SHORT TASK »
Copy out all the lines where "this" shows up.

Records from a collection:
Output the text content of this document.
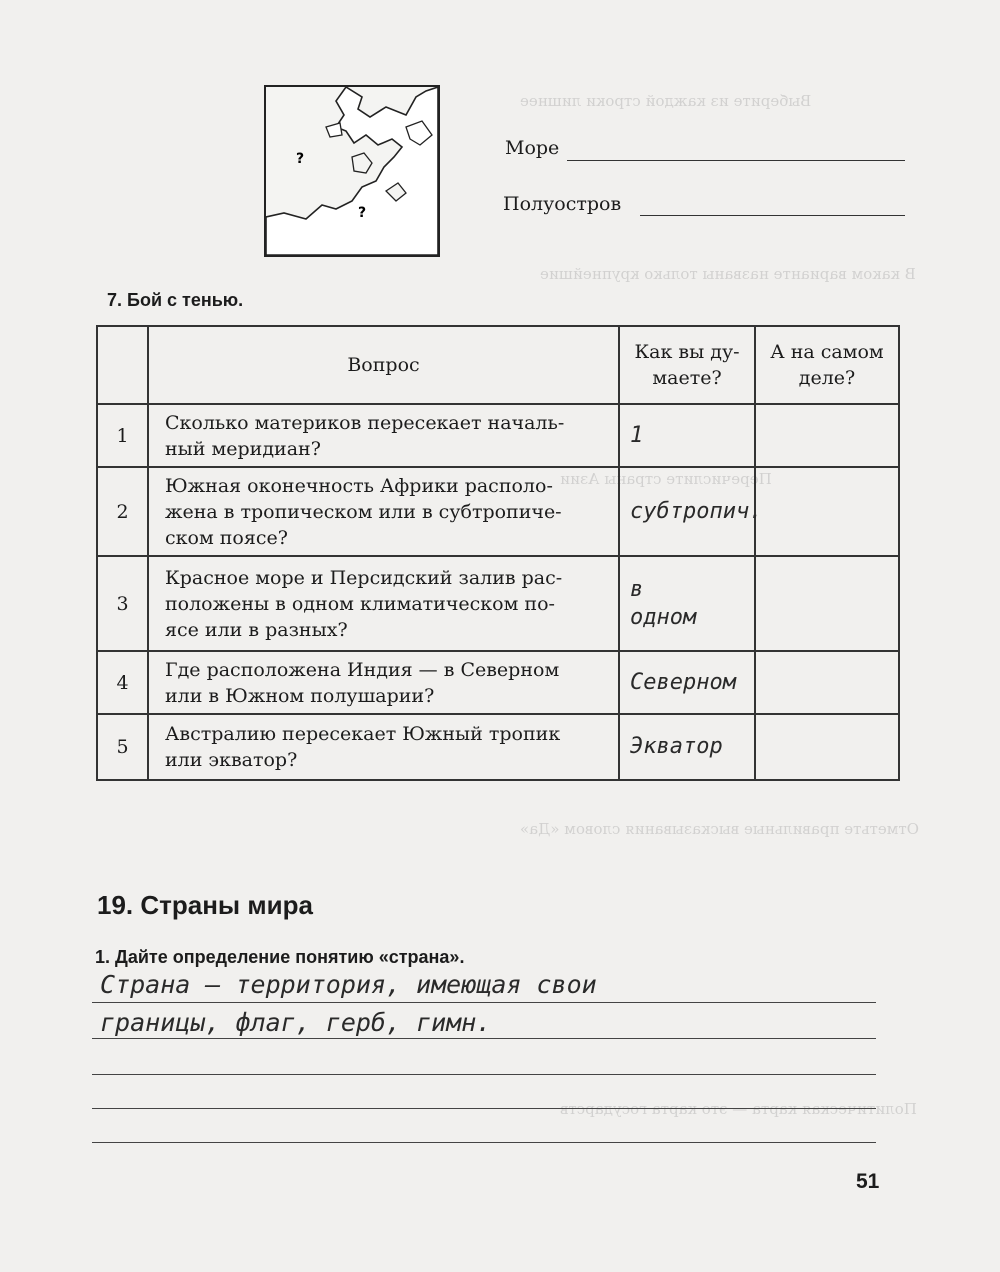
Выберите из каждой строки лишнее
В каком варианте названы только крупнейшие
Перечислите страны Азии
Отметьте правильные высказывания словом «Да»
Политическая карта — это карта государств
?
?
Море
Полуостров
7. Бой с тенью.
	Вопрос	Как вы ду-
маете?	А на самом
деле?
1	Сколько материков пересекает началь-
ный меридиан?	1	
2	Южная оконечность Африки располо-
жена в тропическом или в субтропиче-
ском поясе?	субтропич.	
3	Красное море и Персидский залив рас-
положены в одном климатическом по-
ясе или в разных?	в
одном	
4	Где расположена Индия — в Северном
или в Южном полушарии?	Северном	
5	Австралию пересекает Южный тропик
или экватор?	Экватор	
19. Страны мира
1. Дайте определение понятию «страна».
Страна — территория, имеющая свои
границы, флаг, герб, гимн.
51
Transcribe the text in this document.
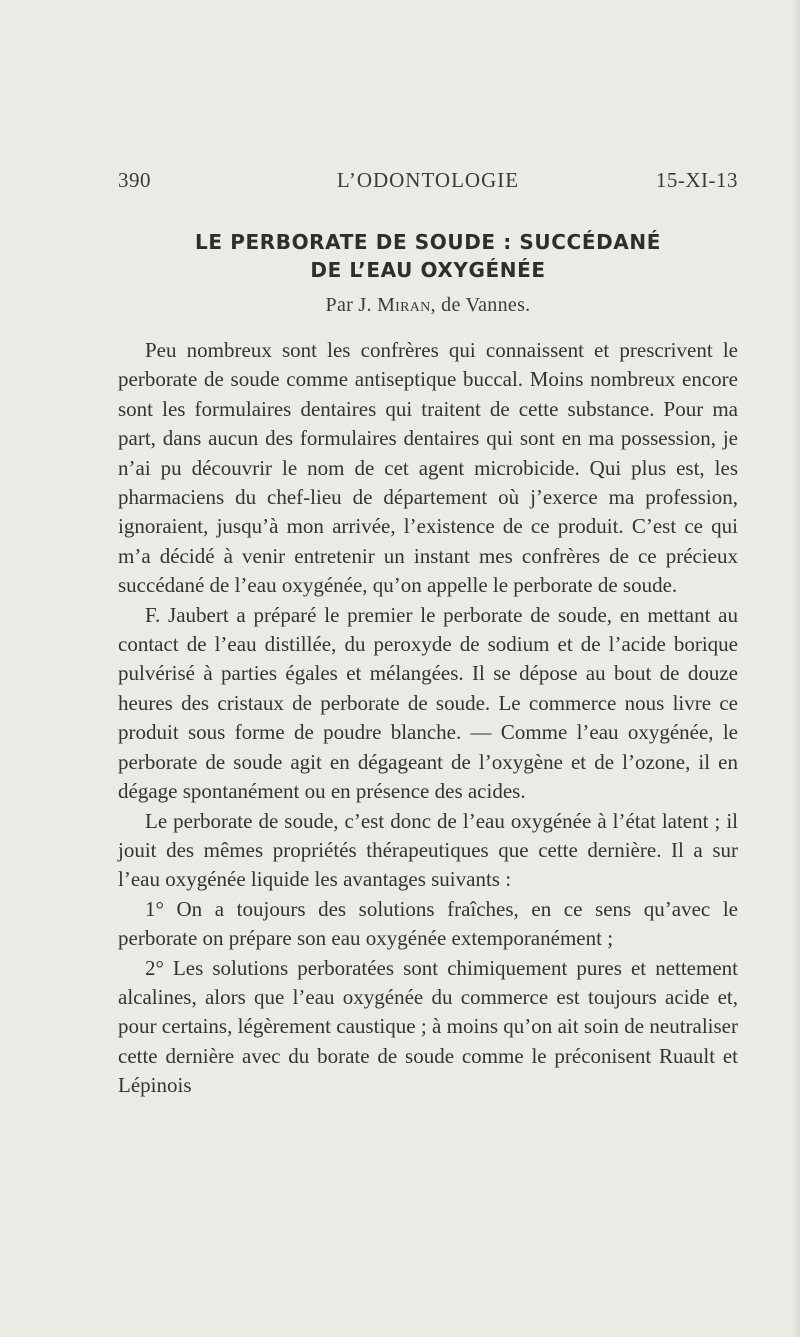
390	L’ODONTOLOGIE	15-XI-13
LE PERBORATE DE SOUDE : SUCCÉDANÉ
DE L’EAU OXYGÉNÉE
Par J. Miran, de Vannes.

Peu nombreux sont les confrères qui connaissent et prescrivent le perborate de soude comme antiseptique buccal. Moins nombreux encore sont les formulaires dentaires qui traitent de cette substance. Pour ma part, dans aucun des formulaires dentaires qui sont en ma possession, je n’ai pu découvrir le nom de cet agent microbicide. Qui plus est, les pharmaciens du chef-lieu de département où j’exerce ma profession, ignoraient, jusqu’à mon arrivée, l’existence de ce produit. C’est ce qui m’a décidé à venir entretenir un instant mes confrères de ce précieux succédané de l’eau oxygénée, qu’on appelle le perborate de soude.

F. Jaubert a préparé le premier le perborate de soude, en mettant au contact de l’eau distillée, du peroxyde de sodium et de l’acide borique pulvérisé à parties égales et mélangées. Il se dépose au bout de douze heures des cristaux de perborate de soude. Le commerce nous livre ce produit sous forme de poudre blanche. — Comme l’eau oxygénée, le perborate de soude agit en dégageant de l’oxygène et de l’ozone, il en dégage spontanément ou en présence des acides.

Le perborate de soude, c’est donc de l’eau oxygénée à l’état latent ; il jouit des mêmes propriétés thérapeutiques que cette dernière. Il a sur l’eau oxygénée liquide les avantages suivants :

1° On a toujours des solutions fraîches, en ce sens qu’avec le perborate on prépare son eau oxygénée extemporanément ;

2° Les solutions perboratées sont chimiquement pures et nettement alcalines, alors que l’eau oxygénée du commerce est toujours acide et, pour certains, légèrement caustique ; à moins qu’on ait soin de neutraliser cette dernière avec du borate de soude comme le préconisent Ruault et Lépinois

RESULT OF THE TASK »
Output the text content of this document.
Transcribe the text in this document.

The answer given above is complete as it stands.